* START *

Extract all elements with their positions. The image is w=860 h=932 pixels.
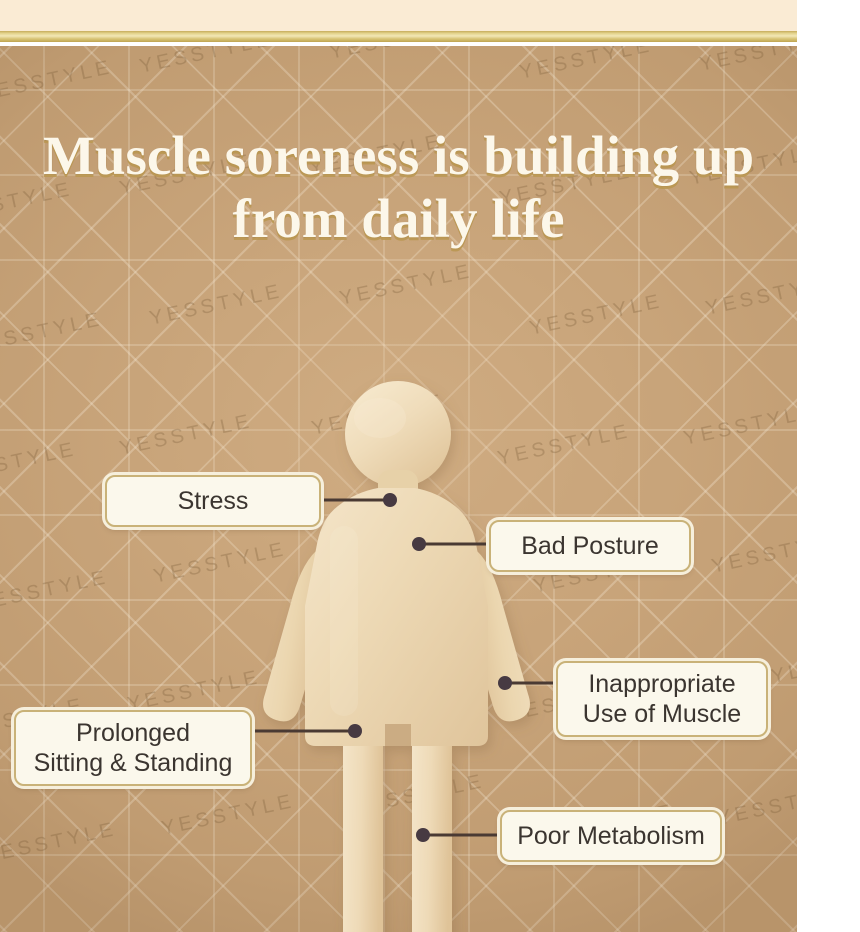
gold-divider-bar: [0, 31, 797, 42]
infographic-root: YESSTYLEYESSTYLEYESSTYLEYESSTYLEYESSTYLE…: [0, 0, 860, 932]
connector-dot-stress: [383, 493, 397, 507]
callout-label-line: Inappropriate: [583, 669, 741, 699]
connector-dot-inappropriate-use-of-muscle: [498, 676, 512, 690]
main-panel: YESSTYLEYESSTYLEYESSTYLEYESSTYLEYESSTYLE…: [0, 46, 797, 932]
callout-label-line: Bad Posture: [521, 531, 659, 561]
callout-bad-posture[interactable]: Bad Posture: [489, 520, 691, 572]
callout-prolonged-sitting-standing[interactable]: ProlongedSitting & Standing: [14, 710, 252, 786]
callout-label-prolonged-sitting-standing: ProlongedSitting & Standing: [34, 718, 233, 778]
callout-label-line: Stress: [178, 486, 249, 516]
connector-dot-bad-posture: [412, 537, 426, 551]
callout-label-stress: Stress: [178, 486, 249, 516]
callout-stress[interactable]: Stress: [105, 475, 321, 527]
callout-label-line: Poor Metabolism: [517, 821, 705, 851]
callout-label-line: Prolonged: [34, 718, 233, 748]
callout-label-poor-metabolism: Poor Metabolism: [517, 821, 705, 851]
callout-label-line: Use of Muscle: [583, 699, 741, 729]
callout-label-inappropriate-use-of-muscle: InappropriateUse of Muscle: [583, 669, 741, 729]
callout-label-line: Sitting & Standing: [34, 748, 233, 778]
callout-inappropriate-use-of-muscle[interactable]: InappropriateUse of Muscle: [556, 661, 768, 737]
callout-poor-metabolism[interactable]: Poor Metabolism: [500, 810, 722, 862]
callout-label-bad-posture: Bad Posture: [521, 531, 659, 561]
top-cream-band: [0, 0, 797, 31]
connector-dot-poor-metabolism: [416, 828, 430, 842]
connector-dot-prolonged-sitting-standing: [348, 724, 362, 738]
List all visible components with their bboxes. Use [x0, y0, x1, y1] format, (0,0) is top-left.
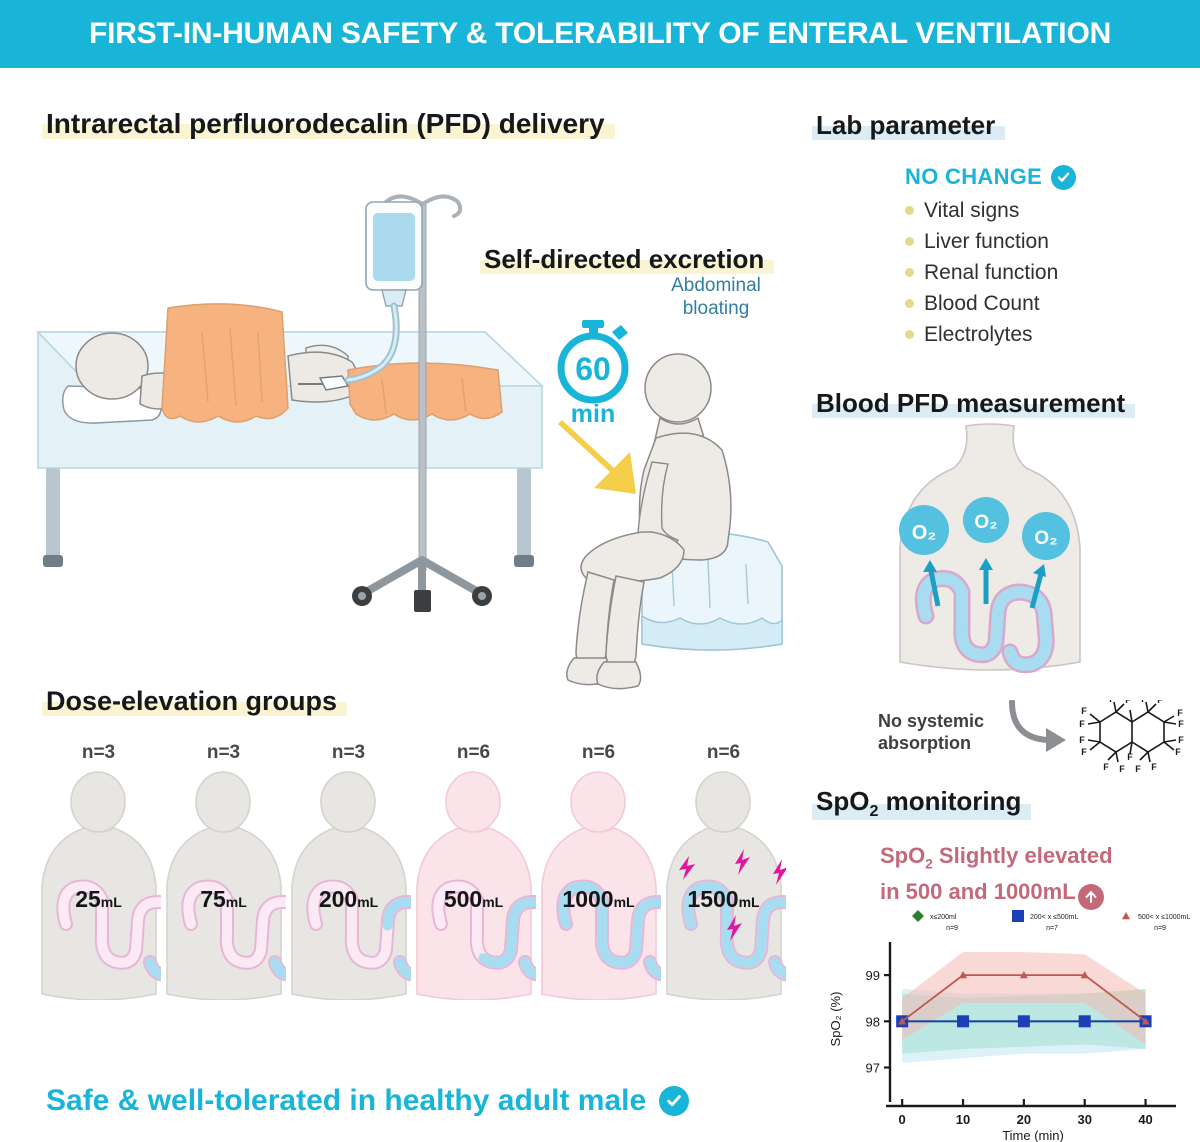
dose-value: 1000: [562, 886, 613, 912]
title-banner: FIRST-IN-HUMAN SAFETY & TOLERABILITY OF …: [0, 0, 1200, 68]
lab-item-label: Blood Count: [924, 288, 1040, 319]
svg-text:F: F: [1103, 762, 1109, 772]
lab-item-label: Electrolytes: [924, 319, 1033, 350]
lab-status: NO CHANGE: [905, 164, 1195, 190]
chart-legend-entry: 200< x ≤500mLn=7: [1012, 910, 1079, 932]
svg-text:F: F: [1141, 700, 1147, 704]
y-tick-label: 98: [866, 1014, 880, 1029]
y-tick-label: 99: [866, 968, 880, 983]
dose-amount: 500mL: [411, 886, 536, 913]
dose-amount: 200mL: [286, 886, 411, 913]
svg-text:O₂: O₂: [974, 512, 997, 533]
heading-dose-groups: Dose-elevation groups: [42, 686, 341, 717]
heading-excretion: Self-directed excretion: [480, 244, 768, 275]
heading-excretion-label: Self-directed excretion: [480, 244, 768, 275]
svg-text:F: F: [1178, 719, 1184, 729]
dose-body-figure: 25mL: [36, 768, 161, 1000]
dose-body-figure: 75mL: [161, 768, 286, 1000]
svg-text:F: F: [1157, 700, 1163, 705]
dose-group-n: n=3: [161, 742, 286, 764]
heading-lab-parameter: Lab parameter: [812, 110, 999, 141]
dose-value: 500: [444, 886, 482, 912]
heading-delivery-label: Intrarectal perfluorodecalin (PFD) deliv…: [42, 108, 609, 140]
conclusion-tagline: Safe & well-tolerated in healthy adult m…: [46, 1084, 689, 1118]
dose-body-figure: 1000mL: [536, 768, 661, 1000]
seated-excretion-illustration: [556, 352, 806, 700]
svg-text:F: F: [1125, 700, 1131, 705]
dose-amount: 1500mL: [661, 886, 786, 913]
dose-amount: 75mL: [161, 886, 286, 913]
dose-body-figure: 500mL: [411, 768, 536, 1000]
dose-group: n=325mL: [36, 742, 161, 1000]
svg-text:F: F: [1127, 752, 1133, 762]
dose-body-figure: 200mL: [286, 768, 411, 1000]
x-tick-label: 30: [1077, 1112, 1091, 1127]
svg-text:F: F: [1177, 708, 1183, 718]
heading-delivery: Intrarectal perfluorodecalin (PFD) deliv…: [42, 108, 609, 140]
svg-text:O₂: O₂: [1034, 528, 1057, 549]
svg-text:F: F: [1135, 764, 1141, 774]
chart-legend-entry: 500< x ≤1000mLn=9: [1122, 912, 1190, 932]
bullet-dot-icon: [905, 237, 914, 246]
spo2-line-chart: 979899SpO₂ (%)010203040Time (min)x≤200ml…: [824, 900, 1190, 1142]
heading-blood-pfd: Blood PFD measurement: [812, 388, 1129, 419]
dose-group-n: n=6: [661, 742, 786, 764]
tagline-label: Safe & well-tolerated in healthy adult m…: [46, 1084, 646, 1118]
lab-list-item: Electrolytes: [905, 319, 1195, 350]
x-axis-label: Time (min): [1002, 1128, 1064, 1142]
dose-value: 75: [200, 886, 226, 912]
dose-unit: mL: [101, 894, 122, 910]
svg-text:F: F: [1178, 735, 1184, 745]
dose-unit: mL: [739, 894, 760, 910]
dose-unit: mL: [482, 894, 503, 910]
check-circle-icon: [659, 1086, 689, 1116]
svg-text:F: F: [1109, 700, 1115, 704]
dose-amount: 1000mL: [536, 886, 661, 913]
dose-amount: 25mL: [36, 886, 161, 913]
svg-text:F: F: [1079, 719, 1085, 729]
lab-item-label: Renal function: [924, 257, 1058, 288]
patient-bed-illustration: [30, 180, 550, 650]
svg-text:F: F: [1081, 706, 1087, 716]
bullet-dot-icon: [905, 299, 914, 308]
dose-elevation-groups: n=325mLn=375mLn=3200mLn=6500mLn=61000mLn…: [36, 742, 796, 1032]
svg-text:F: F: [1151, 762, 1157, 772]
lab-item-label: Liver function: [924, 226, 1049, 257]
dose-group: n=61000mL: [536, 742, 661, 1000]
heading-pfd-label: Blood PFD measurement: [812, 388, 1129, 419]
y-tick-label: 97: [866, 1061, 880, 1076]
bullet-dot-icon: [905, 268, 914, 277]
check-circle-icon: [1051, 165, 1076, 190]
legend-label: 200< x ≤500mL: [1030, 914, 1079, 921]
dose-group-n: n=3: [286, 742, 411, 764]
heading-lab-label: Lab parameter: [812, 110, 999, 141]
heading-dose-label: Dose-elevation groups: [42, 686, 341, 717]
page-title: FIRST-IN-HUMAN SAFETY & TOLERABILITY OF …: [89, 17, 1111, 51]
dose-group: n=6500mL: [411, 742, 536, 1000]
dose-group: n=375mL: [161, 742, 286, 1000]
lab-item-label: Vital signs: [924, 195, 1019, 226]
legend-label: x≤200ml: [930, 914, 957, 921]
dose-unit: mL: [357, 894, 378, 910]
dose-value: 25: [75, 886, 101, 912]
dose-value: 1500: [687, 886, 738, 912]
dose-body-figure: 1500mL: [661, 768, 786, 1000]
perfluorodecalin-molecule-icon: FFFF FF FF FF FF FFFF F: [1074, 700, 1186, 782]
lab-status-label: NO CHANGE: [905, 164, 1042, 190]
svg-text:F: F: [1175, 747, 1181, 757]
x-tick-label: 10: [956, 1112, 970, 1127]
no-systemic-absorption-label: No systemic absorption: [878, 710, 1008, 754]
bullet-dot-icon: [905, 330, 914, 339]
bullet-dot-icon: [905, 206, 914, 215]
svg-text:F: F: [1081, 747, 1087, 757]
dose-group: n=61500mL: [661, 742, 786, 1000]
legend-n: n=9: [1154, 925, 1166, 932]
y-axis-label: SpO₂ (%): [828, 992, 843, 1047]
x-tick-label: 0: [899, 1112, 906, 1127]
lab-parameter-list: Vital signsLiver functionRenal functionB…: [905, 195, 1195, 350]
legend-n: n=7: [1046, 925, 1058, 932]
dose-unit: mL: [614, 894, 635, 910]
lab-list-item: Liver function: [905, 226, 1195, 257]
dose-group-n: n=6: [536, 742, 661, 764]
lab-list-item: Renal function: [905, 257, 1195, 288]
chart-legend-entry: x≤200mln=9: [912, 910, 958, 932]
blood-pfd-illustration: O₂ O₂ O₂: [880, 420, 1100, 720]
abdominal-bloating-note: Abdominal bloating: [636, 274, 796, 320]
dose-unit: mL: [226, 894, 247, 910]
svg-text:F: F: [1079, 735, 1085, 745]
curved-arrow-icon: [1002, 700, 1078, 760]
x-tick-label: 40: [1138, 1112, 1152, 1127]
lab-parameter-block: NO CHANGE Vital signsLiver functionRenal…: [905, 164, 1195, 350]
heading-spo2-label: SpO2 monitoring: [812, 786, 1025, 821]
lab-list-item: Blood Count: [905, 288, 1195, 319]
dose-value: 200: [319, 886, 357, 912]
lab-list-item: Vital signs: [905, 195, 1195, 226]
svg-text:F: F: [1119, 764, 1125, 774]
svg-text:O₂: O₂: [912, 522, 936, 544]
dose-group-n: n=3: [36, 742, 161, 764]
legend-n: n=9: [946, 925, 958, 932]
heading-spo2-monitoring: SpO2 monitoring: [812, 786, 1025, 821]
legend-label: 500< x ≤1000mL: [1138, 914, 1190, 921]
dose-group: n=3200mL: [286, 742, 411, 1000]
x-tick-label: 20: [1017, 1112, 1031, 1127]
dose-group-n: n=6: [411, 742, 536, 764]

* END *

WRITTEN REQUEST:
Return the stretch from the start of the records through the line containing "List all visible", copied verbatim, with the pictures left out.

WORKED ANSWER:
Extract all elements with their positions. The image is w=860 h=932 pixels.
gold-divider-bar: [0, 31, 797, 42]
infographic-root: YESSTYLEYESSTYLEYESSTYLEYESSTYLEYESSTYLE…: [0, 0, 860, 932]
connector-dot-stress: [383, 493, 397, 507]
callout-label-line: Inappropriate: [583, 669, 741, 699]
connector-dot-inappropriate-use-of-muscle: [498, 676, 512, 690]
main-panel: YESSTYLEYESSTYLEYESSTYLEYESSTYLEYESSTYLE…: [0, 46, 797, 932]
callout-label-line: Bad Posture: [521, 531, 659, 561]
callout-bad-posture[interactable]: Bad Posture: [489, 520, 691, 572]
callout-prolonged-sitting-standing[interactable]: ProlongedSitting & Standing: [14, 710, 252, 786]
callout-label-prolonged-sitting-standing: ProlongedSitting & Standing: [34, 718, 233, 778]
callout-label-line: Stress: [178, 486, 249, 516]
connector-dot-bad-posture: [412, 537, 426, 551]
callout-label-stress: Stress: [178, 486, 249, 516]
callout-stress[interactable]: Stress: [105, 475, 321, 527]
callout-label-line: Poor Metabolism: [517, 821, 705, 851]
callout-label-line: Prolonged: [34, 718, 233, 748]
callout-label-poor-metabolism: Poor Metabolism: [517, 821, 705, 851]
callout-label-line: Use of Muscle: [583, 699, 741, 729]
callout-label-inappropriate-use-of-muscle: InappropriateUse of Muscle: [583, 669, 741, 729]
callout-label-line: Sitting & Standing: [34, 748, 233, 778]
callout-inappropriate-use-of-muscle[interactable]: InappropriateUse of Muscle: [556, 661, 768, 737]
callout-poor-metabolism[interactable]: Poor Metabolism: [500, 810, 722, 862]
callout-label-bad-posture: Bad Posture: [521, 531, 659, 561]
top-cream-band: [0, 0, 797, 31]
connector-dot-poor-metabolism: [416, 828, 430, 842]
connector-dot-prolonged-sitting-standing: [348, 724, 362, 738]
List all visible components with their bboxes. Use [x0, y0, x1, y1] format, (0,0) is top-left.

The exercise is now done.